YOUR INSTRUCTIONS>
Pull out every line of the listing below where "altid" appears.

DATA FOR THIS EXERCISE>
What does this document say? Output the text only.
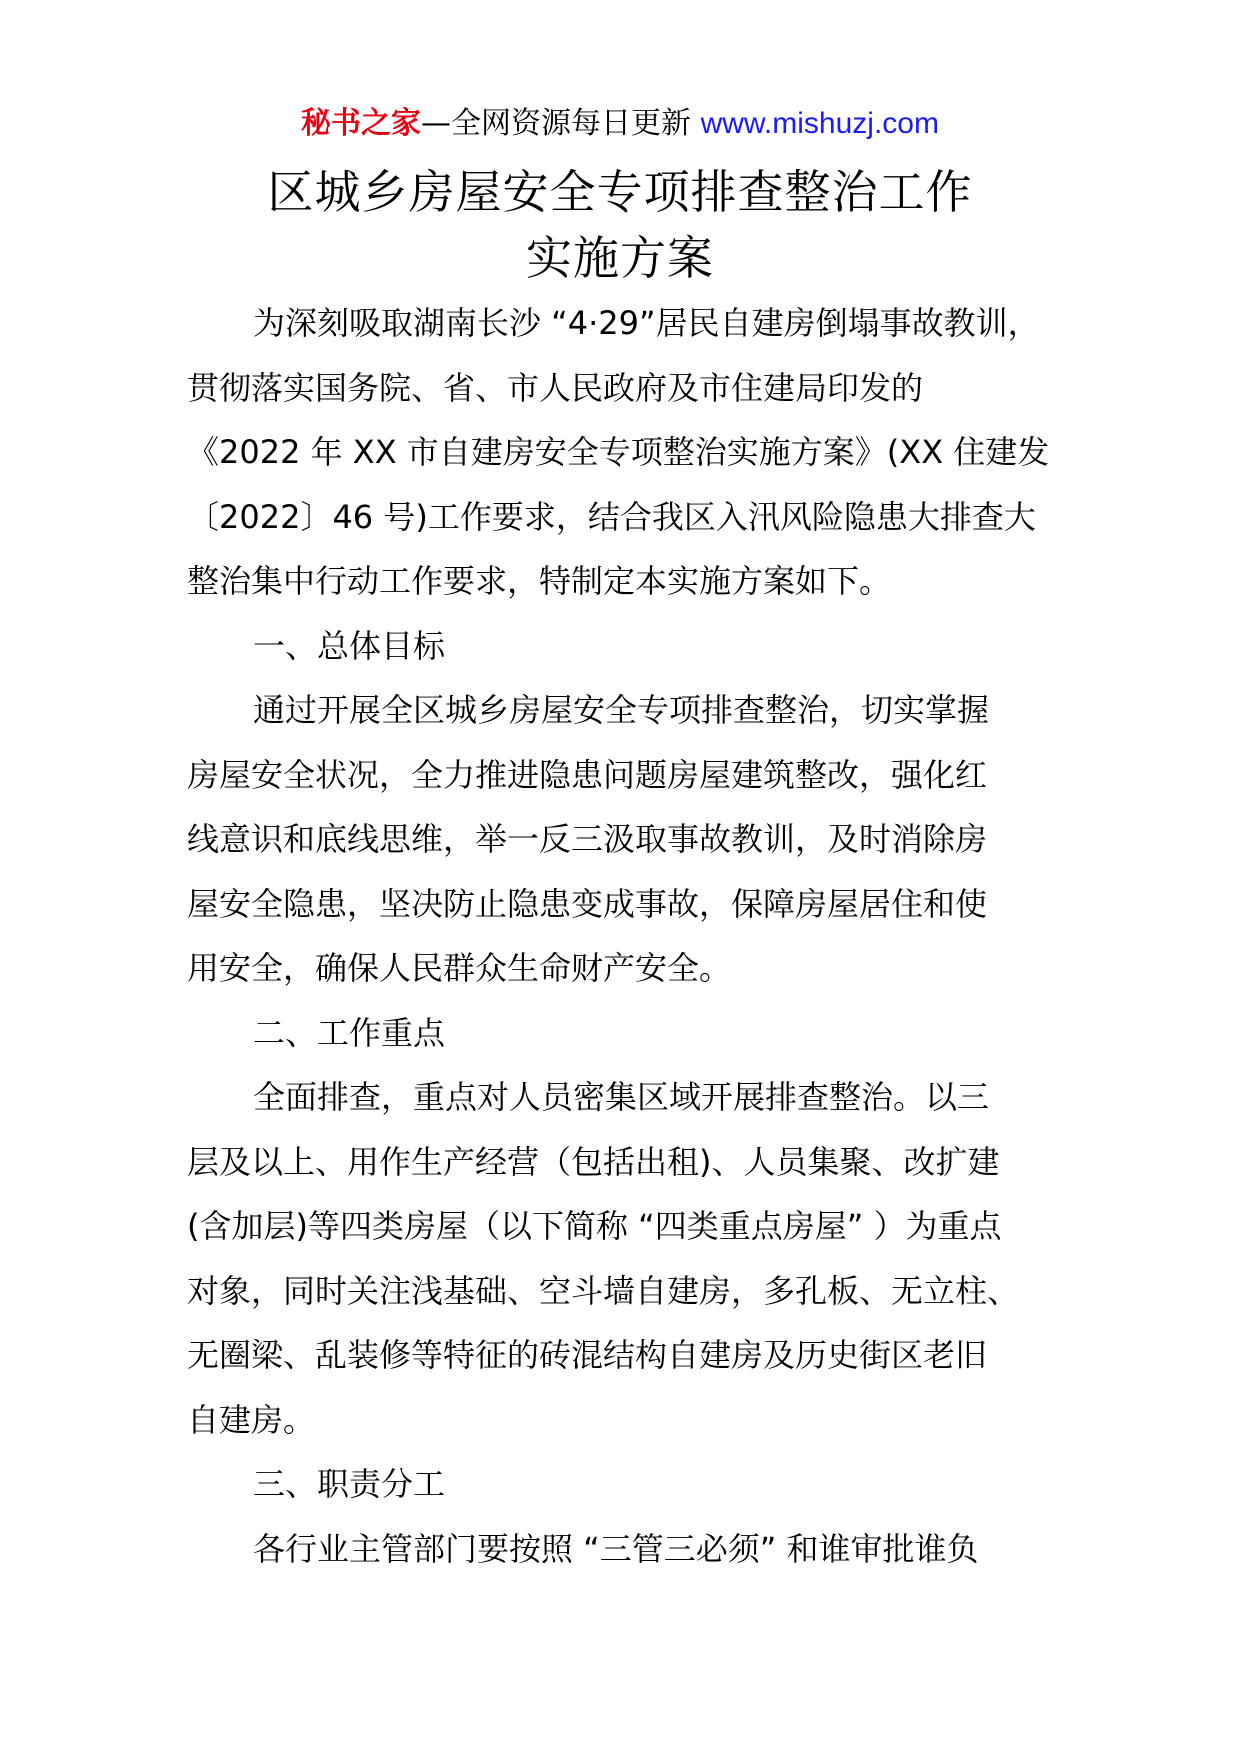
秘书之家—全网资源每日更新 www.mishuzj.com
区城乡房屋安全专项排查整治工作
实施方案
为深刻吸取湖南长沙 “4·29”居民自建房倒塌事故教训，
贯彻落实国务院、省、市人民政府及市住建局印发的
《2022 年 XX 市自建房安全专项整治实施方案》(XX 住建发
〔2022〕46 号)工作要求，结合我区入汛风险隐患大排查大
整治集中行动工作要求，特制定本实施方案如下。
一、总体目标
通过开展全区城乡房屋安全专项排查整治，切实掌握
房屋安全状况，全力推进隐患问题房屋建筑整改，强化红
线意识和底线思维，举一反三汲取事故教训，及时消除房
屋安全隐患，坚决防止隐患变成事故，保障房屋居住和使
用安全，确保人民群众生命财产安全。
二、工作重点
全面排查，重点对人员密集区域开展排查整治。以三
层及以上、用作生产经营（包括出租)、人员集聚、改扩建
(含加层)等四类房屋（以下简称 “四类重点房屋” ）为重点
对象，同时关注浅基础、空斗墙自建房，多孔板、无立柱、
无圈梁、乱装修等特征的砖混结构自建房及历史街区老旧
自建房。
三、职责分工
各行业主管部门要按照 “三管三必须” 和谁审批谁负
...
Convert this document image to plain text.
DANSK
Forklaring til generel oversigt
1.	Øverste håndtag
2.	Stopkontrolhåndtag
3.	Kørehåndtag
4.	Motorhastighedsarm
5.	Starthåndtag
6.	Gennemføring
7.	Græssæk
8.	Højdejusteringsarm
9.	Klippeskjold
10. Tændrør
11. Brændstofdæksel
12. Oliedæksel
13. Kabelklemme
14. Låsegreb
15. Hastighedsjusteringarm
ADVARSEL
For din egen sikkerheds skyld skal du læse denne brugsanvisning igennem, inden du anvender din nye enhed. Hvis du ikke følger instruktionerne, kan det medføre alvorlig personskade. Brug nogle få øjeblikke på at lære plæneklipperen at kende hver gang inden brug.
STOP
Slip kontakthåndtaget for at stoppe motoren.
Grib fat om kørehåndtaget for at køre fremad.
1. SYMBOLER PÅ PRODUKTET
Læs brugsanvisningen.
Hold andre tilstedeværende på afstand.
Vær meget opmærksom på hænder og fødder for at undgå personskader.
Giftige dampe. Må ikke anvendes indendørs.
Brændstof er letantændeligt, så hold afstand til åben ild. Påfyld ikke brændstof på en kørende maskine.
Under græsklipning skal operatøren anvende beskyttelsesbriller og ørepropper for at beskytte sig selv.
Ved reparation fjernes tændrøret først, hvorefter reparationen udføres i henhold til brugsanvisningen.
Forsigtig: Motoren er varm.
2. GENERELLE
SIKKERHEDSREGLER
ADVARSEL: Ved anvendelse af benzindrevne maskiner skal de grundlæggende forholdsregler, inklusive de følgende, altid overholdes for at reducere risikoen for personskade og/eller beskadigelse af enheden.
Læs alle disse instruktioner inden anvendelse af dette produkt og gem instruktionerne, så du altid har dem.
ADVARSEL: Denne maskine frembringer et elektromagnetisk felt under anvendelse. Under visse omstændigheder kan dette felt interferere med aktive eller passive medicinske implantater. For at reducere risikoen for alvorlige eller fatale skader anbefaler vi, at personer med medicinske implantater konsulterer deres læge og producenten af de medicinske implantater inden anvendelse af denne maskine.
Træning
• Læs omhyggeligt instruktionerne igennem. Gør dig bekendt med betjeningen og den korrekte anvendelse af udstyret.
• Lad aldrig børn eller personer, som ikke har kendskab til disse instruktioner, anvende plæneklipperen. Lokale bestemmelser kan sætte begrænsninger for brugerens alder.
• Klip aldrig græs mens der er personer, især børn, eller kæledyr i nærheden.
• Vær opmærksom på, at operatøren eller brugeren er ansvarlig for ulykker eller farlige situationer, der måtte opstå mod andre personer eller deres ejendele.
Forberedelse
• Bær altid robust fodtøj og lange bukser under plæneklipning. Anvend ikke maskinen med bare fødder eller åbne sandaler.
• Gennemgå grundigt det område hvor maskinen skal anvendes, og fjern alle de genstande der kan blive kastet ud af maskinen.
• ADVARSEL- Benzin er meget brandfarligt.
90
---
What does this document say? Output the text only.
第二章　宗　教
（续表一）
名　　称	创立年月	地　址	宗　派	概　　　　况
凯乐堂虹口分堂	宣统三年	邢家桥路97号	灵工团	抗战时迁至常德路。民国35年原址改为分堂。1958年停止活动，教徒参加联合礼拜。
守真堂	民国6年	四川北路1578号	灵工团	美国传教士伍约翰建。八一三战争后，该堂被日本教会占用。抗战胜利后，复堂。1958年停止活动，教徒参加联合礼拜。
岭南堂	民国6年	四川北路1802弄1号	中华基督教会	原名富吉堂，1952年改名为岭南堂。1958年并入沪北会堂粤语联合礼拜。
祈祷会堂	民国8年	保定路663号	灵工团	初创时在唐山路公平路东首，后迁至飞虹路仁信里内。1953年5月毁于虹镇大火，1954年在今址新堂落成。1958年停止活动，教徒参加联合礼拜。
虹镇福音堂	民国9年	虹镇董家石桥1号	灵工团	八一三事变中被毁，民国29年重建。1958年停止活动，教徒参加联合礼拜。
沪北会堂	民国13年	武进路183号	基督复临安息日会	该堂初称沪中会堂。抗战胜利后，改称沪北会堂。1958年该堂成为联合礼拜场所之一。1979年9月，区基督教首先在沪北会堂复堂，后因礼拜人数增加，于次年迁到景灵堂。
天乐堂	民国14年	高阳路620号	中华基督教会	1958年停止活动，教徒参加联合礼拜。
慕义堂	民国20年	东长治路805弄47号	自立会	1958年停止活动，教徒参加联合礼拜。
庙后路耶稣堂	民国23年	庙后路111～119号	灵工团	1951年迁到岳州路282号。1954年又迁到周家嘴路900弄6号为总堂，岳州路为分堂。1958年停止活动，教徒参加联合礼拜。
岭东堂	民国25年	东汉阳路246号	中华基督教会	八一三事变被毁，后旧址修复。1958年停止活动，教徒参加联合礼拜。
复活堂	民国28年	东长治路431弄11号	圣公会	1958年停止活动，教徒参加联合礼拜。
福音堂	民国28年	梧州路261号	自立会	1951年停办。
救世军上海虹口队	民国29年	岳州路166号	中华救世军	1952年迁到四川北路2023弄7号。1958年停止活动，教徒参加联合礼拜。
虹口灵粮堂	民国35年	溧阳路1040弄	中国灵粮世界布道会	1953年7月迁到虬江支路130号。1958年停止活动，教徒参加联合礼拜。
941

SOLUTION FOR THIS PROBLEM>
ADVARSEL: Ved anvendelse af benzindrevne maskiner skal de grundlæggende forholdsregler, inklusive de følgende, altid overholdes for at reducere risikoen for personskade og/eller beskadigelse af enheden.
Læs alle disse instruktioner inden anvendelse af dette produkt og gem instruktionerne, så du altid har dem.
• Bær altid robust fodtøj og lange bukser under plæneklipning. Anvend ikke maskinen med bare fødder eller åbne sandaler.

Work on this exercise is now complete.